● AUFGABE: Bearbeite den Interviewausschnitt über die Digitalkanäle: Gib ihn beginnend mit „Günter Herkel: Medienpolitiker“ und weiter bis einschließlich „Sie sich das?“ erneut wieder und setze dabei „Reduzierung“ anstelle von „Verminderung“ ein.

M - Menschen Machen Medien Nr. 6/2012
Medienpolitische ver.di-Zeitschrift

Hü-und-Hott-Politik nicht zielführend

Über die Digitalkanäle und den Grundversorgungsauftrag des öffentlich-rechtlichen Rundfunks sprach M mit Michael Schmid-Ospach

Das Gespräch führte Günter Herkel



Günter Herkel: Medienpolitiker fast aller politischen Parteien haben sich in jüngster Zeit für eine Verminderung der Digitalkanäle von ARD und ZDF ausgesprochen. Wie erklären Sie sich das?

Michael Schmid-Ospach: Man hat, glaube ich, gesehen, dass man mit sechs Digitalkanälen ohne Finanzierungszuwachs dieses Thema ganz schön überfordert hat. Die zeitweilige Lustlosigkeit der ARD in der Frage hat das ja auch widergespiegelt. Das ZDF sah seine Chance, endlich mal Herr im Haus mit eigenen Kanälen zu werden, eine eigene Programmfamilie zu gründen. Es sind ja keine Feinde des öffentlich-rechtlichen Systems, die da jetzt zurückrudern. Denn es sind ja dieselben Stimmen, die damals diese sechs Digitalkanäle auf den Weg gebracht haben.

Günter Herkel: Aber ist nicht gerade diese Hü-und-Hott-Politik das Merkwürdige an diesem Vorgang?

● ERFASSTE DATEN:
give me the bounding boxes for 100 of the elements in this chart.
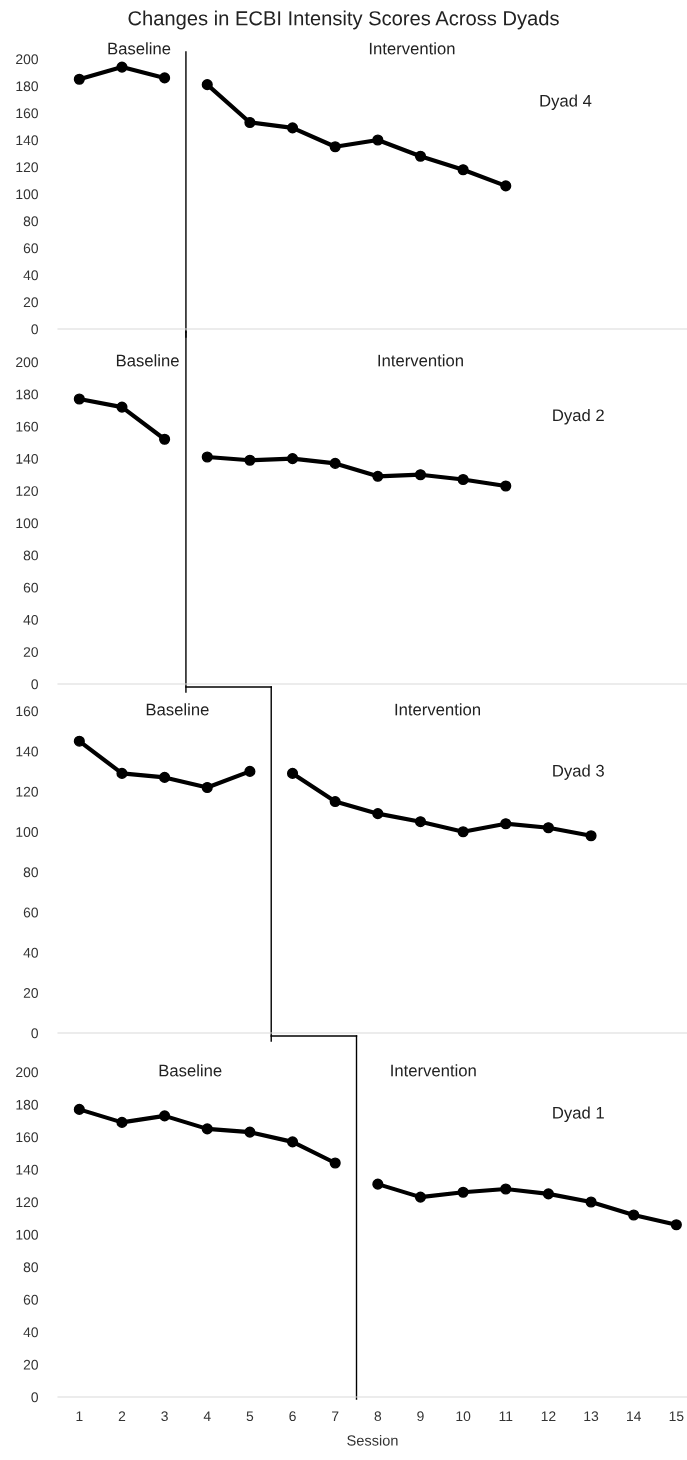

● LÖSUNG:
Günter Herkel: Medienpolitiker fast aller politischen Parteien haben sich in jüngster Zeit für eine Reduzierung der Digitalkanäle von ARD und ZDF ausgesprochen. Wie erklären Sie sich das?